The entries below should be given again exactly, minus their pictures.

╭─ Material provided

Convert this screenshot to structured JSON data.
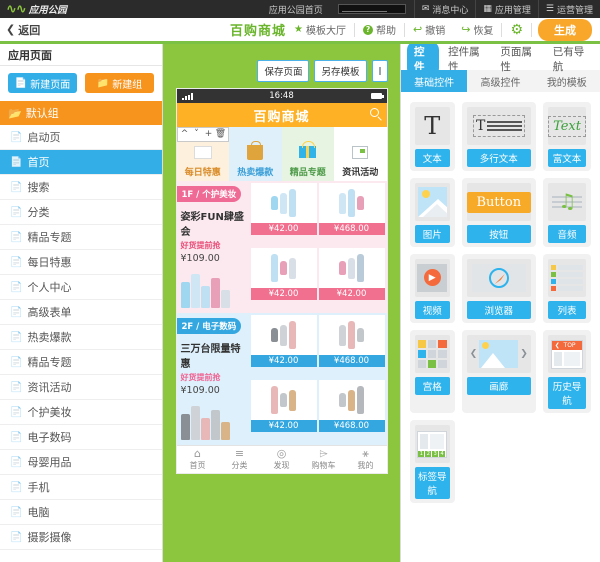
{
  "topbar": {
    "brand": "应用公园",
    "home_link": "应用公园首页",
    "search_value": "",
    "items": [
      {
        "icon": "mail-icon",
        "label": "消息中心"
      },
      {
        "icon": "grid-icon",
        "label": "应用管理"
      },
      {
        "icon": "list-icon",
        "label": "运营管理"
      }
    ]
  },
  "subbar": {
    "back": "返回",
    "app_title": "百购商城",
    "template_hall": "模板大厅",
    "help": "帮助",
    "undo": "撤销",
    "redo": "恢复",
    "settings_icon": "gear-icon",
    "generate": "生成"
  },
  "sidebar": {
    "title": "应用页面",
    "new_page": "新建页面",
    "new_group": "新建组",
    "group": "默认组",
    "pages": [
      {
        "label": "启动页",
        "active": false
      },
      {
        "label": "首页",
        "active": true
      },
      {
        "label": "搜索",
        "active": false
      },
      {
        "label": "分类",
        "active": false
      },
      {
        "label": "精品专题",
        "active": false
      },
      {
        "label": "每日特惠",
        "active": false
      },
      {
        "label": "个人中心",
        "active": false
      },
      {
        "label": "高级表单",
        "active": false
      },
      {
        "label": "热卖爆款",
        "active": false
      },
      {
        "label": "精品专题",
        "active": false
      },
      {
        "label": "资讯活动",
        "active": false
      },
      {
        "label": "个护美妆",
        "active": false
      },
      {
        "label": "电子数码",
        "active": false
      },
      {
        "label": "母婴用品",
        "active": false
      },
      {
        "label": "手机",
        "active": false
      },
      {
        "label": "电脑",
        "active": false
      },
      {
        "label": "摄影摄像",
        "active": false
      }
    ]
  },
  "canvas": {
    "save_page": "保存页面",
    "save_template": "另存模板",
    "preview_icon": "image-icon",
    "float_tools": [
      {
        "icon": "chevron-up-icon",
        "glyph": "⌃"
      },
      {
        "icon": "chevron-down-icon",
        "glyph": "⌄"
      },
      {
        "icon": "plus-icon",
        "glyph": "＋"
      },
      {
        "icon": "trash-icon",
        "glyph": "☐"
      }
    ],
    "phone": {
      "status_time": "16:48",
      "app_header_title": "百购商城",
      "search_icon": "search-icon",
      "categories": [
        {
          "label": "每日特惠",
          "icon": "box-icon"
        },
        {
          "label": "热卖爆款",
          "icon": "bag-icon"
        },
        {
          "label": "精品专题",
          "icon": "gift-icon"
        },
        {
          "label": "资讯活动",
          "icon": "news-icon"
        }
      ],
      "floors": [
        {
          "tag": "1F / 个护美妆",
          "title": "姿彩FUN肆盛会",
          "subtitle": "好货提前抢",
          "price": "¥109.00",
          "cells": [
            {
              "price": "¥42.00"
            },
            {
              "price": "¥468.00"
            },
            {
              "price": "¥42.00"
            },
            {
              "price": "¥42.00"
            }
          ]
        },
        {
          "tag": "2F / 电子数码",
          "title": "三万台限量特惠",
          "subtitle": "好货提前抢",
          "price": "¥109.00",
          "cells": [
            {
              "price": "¥42.00"
            },
            {
              "price": "¥468.00"
            },
            {
              "price": "¥42.00"
            },
            {
              "price": "¥468.00"
            }
          ]
        }
      ],
      "tabbar": [
        {
          "label": "首页",
          "icon": "home-icon",
          "glyph": "⌂"
        },
        {
          "label": "分类",
          "icon": "category-list-icon",
          "glyph": "≡"
        },
        {
          "label": "发现",
          "icon": "compass-icon",
          "glyph": "◎"
        },
        {
          "label": "购物车",
          "icon": "cart-icon",
          "glyph": "⌲"
        },
        {
          "label": "我的",
          "icon": "user-icon",
          "glyph": "⚹"
        }
      ]
    }
  },
  "right_panel": {
    "tabs": [
      {
        "label": "控件",
        "active": true
      },
      {
        "label": "控件属性",
        "active": false
      },
      {
        "label": "页面属性",
        "active": false
      },
      {
        "label": "已有导航",
        "active": false
      }
    ],
    "subtabs": [
      {
        "label": "基础控件",
        "active": true
      },
      {
        "label": "高级控件",
        "active": false
      },
      {
        "label": "我的模板",
        "active": false
      }
    ],
    "widgets": [
      {
        "label": "文本",
        "icon": "text-icon"
      },
      {
        "label": "多行文本",
        "icon": "multiline-text-icon"
      },
      {
        "label": "富文本",
        "icon": "rich-text-icon"
      },
      {
        "label": "图片",
        "icon": "image-icon"
      },
      {
        "label": "按钮",
        "icon": "button-icon"
      },
      {
        "label": "音频",
        "icon": "audio-icon"
      },
      {
        "label": "视频",
        "icon": "video-icon"
      },
      {
        "label": "浏览器",
        "icon": "browser-icon"
      },
      {
        "label": "列表",
        "icon": "list-icon"
      },
      {
        "label": "宫格",
        "icon": "grid-icon"
      },
      {
        "label": "画廊",
        "icon": "gallery-icon"
      },
      {
        "label": "历史导航",
        "icon": "history-nav-icon"
      },
      {
        "label": "标签导航",
        "icon": "tab-nav-icon"
      }
    ],
    "widget_samples": {
      "text_glyph": "T",
      "rich_text": "Text",
      "button": "Button",
      "history_top": "TOP",
      "tab_nums": [
        "1",
        "2",
        "3",
        "4"
      ]
    }
  },
  "colors": {
    "green": "#7bc143",
    "canvas_green": "#8cc63e",
    "blue": "#33aee6",
    "orange": "#f7941e",
    "app_orange": "#ffb125",
    "generate": "#f9a72b"
  }
}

╰─

### Exercise output
Convert this screenshot to structured JSON data.
{
  "topbar": {
    "brand": "应用公园",
    "home_link": "应用公园首页",
    "search_value": "",
    "items": [
      {
        "icon": "mail-icon",
        "label": "消息中心"
      },
      {
        "icon": "grid-icon",
        "label": "应用管理"
      },
      {
        "icon": "list-icon",
        "label": "运营管理"
      }
    ]
  },
  "subbar": {
    "back": "返回",
    "app_title": "百购商城",
    "template_hall": "模板大厅",
    "help": "帮助",
    "undo": "撤销",
    "redo": "恢复",
    "settings_icon": "gear-icon",
    "generate": "生成"
  },
  "sidebar": {
    "title": "应用页面",
    "new_page": "新建页面",
    "new_group": "新建组",
    "group": "默认组",
    "pages": [
      {
        "label": "启动页",
        "active": false
      },
      {
        "label": "首页",
        "active": true
      },
      {
        "label": "搜索",
        "active": false
      },
      {
        "label": "分类",
        "active": false
      },
      {
        "label": "精品专题",
        "active": false
      },
      {
        "label": "每日特惠",
        "active": false
      },
      {
        "label": "个人中心",
        "active": false
      },
      {
        "label": "高级表单",
        "active": false
      },
      {
        "label": "热卖爆款",
        "active": false
      },
      {
        "label": "精品专题",
        "active": false
      },
      {
        "label": "资讯活动",
        "active": false
      },
      {
        "label": "个护美妆",
        "active": false
      },
      {
        "label": "电子数码",
        "active": false
      },
      {
        "label": "母婴用品",
        "active": false
      },
      {
        "label": "手机",
        "active": false
      },
      {
        "label": "电脑",
        "active": false
      },
      {
        "label": "摄影摄像",
        "active": false
      }
    ]
  },
  "canvas": {
    "save_page": "保存页面",
    "save_template": "另存模板",
    "preview_icon": "image-icon",
    "float_tools": [
      {
        "icon": "chevron-up-icon",
        "glyph": "⌃"
      },
      {
        "icon": "chevron-down-icon",
        "glyph": "⌄"
      },
      {
        "icon": "plus-icon",
        "glyph": "＋"
      },
      {
        "icon": "trash-icon",
        "glyph": "☐"
      }
    ],
    "phone": {
      "status_time": "16:48",
      "app_header_title": "百购商城",
      "search_icon": "search-icon",
      "categories": [
        {
          "label": "每日特惠",
          "icon": "box-icon"
        },
        {
          "label": "热卖爆款",
          "icon": "bag-icon"
        },
        {
          "label": "精品专题",
          "icon": "gift-icon"
        },
        {
          "label": "资讯活动",
          "icon": "news-icon"
        }
      ],
      "floors": [
        {
          "tag": "1F / 个护美妆",
          "title": "姿彩FUN肆盛会",
          "subtitle": "好货提前抢",
          "price": "¥109.00",
          "cells": [
            {
              "price": "¥42.00"
            },
            {
              "price": "¥468.00"
            },
            {
              "price": "¥42.00"
            },
            {
              "price": "¥42.00"
            }
          ]
        },
        {
          "tag": "2F / 电子数码",
          "title": "三万台限量特惠",
          "subtitle": "好货提前抢",
          "price": "¥109.00",
          "cells": [
            {
              "price": "¥42.00"
            },
            {
              "price": "¥468.00"
            },
            {
              "price": "¥42.00"
            },
            {
              "price": "¥468.00"
            }
          ]
        }
      ],
      "tabbar": [
        {
          "label": "首页",
          "icon": "home-icon",
          "glyph": "⌂"
        },
        {
          "label": "分类",
          "icon": "category-list-icon",
          "glyph": "≡"
        },
        {
          "label": "发现",
          "icon": "compass-icon",
          "glyph": "◎"
        },
        {
          "label": "购物车",
          "icon": "cart-icon",
          "glyph": "⌲"
        },
        {
          "label": "我的",
          "icon": "user-icon",
          "glyph": "⚹"
        }
      ]
    }
  },
  "right_panel": {
    "tabs": [
      {
        "label": "控件",
        "active": true
      },
      {
        "label": "控件属性",
        "active": false
      },
      {
        "label": "页面属性",
        "active": false
      },
      {
        "label": "已有导航",
        "active": false
      }
    ],
    "subtabs": [
      {
        "label": "基础控件",
        "active": true
      },
      {
        "label": "高级控件",
        "active": false
      },
      {
        "label": "我的模板",
        "active": false
      }
    ],
    "widgets": [
      {
        "label": "文本",
        "icon": "text-icon"
      },
      {
        "label": "多行文本",
        "icon": "multiline-text-icon"
      },
      {
        "label": "富文本",
        "icon": "rich-text-icon"
      },
      {
        "label": "图片",
        "icon": "image-icon"
      },
      {
        "label": "按钮",
        "icon": "button-icon"
      },
      {
        "label": "音频",
        "icon": "audio-icon"
      },
      {
        "label": "视频",
        "icon": "video-icon"
      },
      {
        "label": "浏览器",
        "icon": "browser-icon"
      },
      {
        "label": "列表",
        "icon": "list-icon"
      },
      {
        "label": "宫格",
        "icon": "grid-icon"
      },
      {
        "label": "画廊",
        "icon": "gallery-icon"
      },
      {
        "label": "历史导航",
        "icon": "history-nav-icon"
      },
      {
        "label": "标签导航",
        "icon": "tab-nav-icon"
      }
    ],
    "widget_samples": {
      "text_glyph": "T",
      "rich_text": "Text",
      "button": "Button",
      "history_top": "TOP",
      "tab_nums": [
        "1",
        "2",
        "3",
        "4"
      ]
    }
  },
  "colors": {
    "green": "#7bc143",
    "canvas_green": "#8cc63e",
    "blue": "#33aee6",
    "orange": "#f7941e",
    "app_orange": "#ffb125",
    "generate": "#f9a72b"
  }
}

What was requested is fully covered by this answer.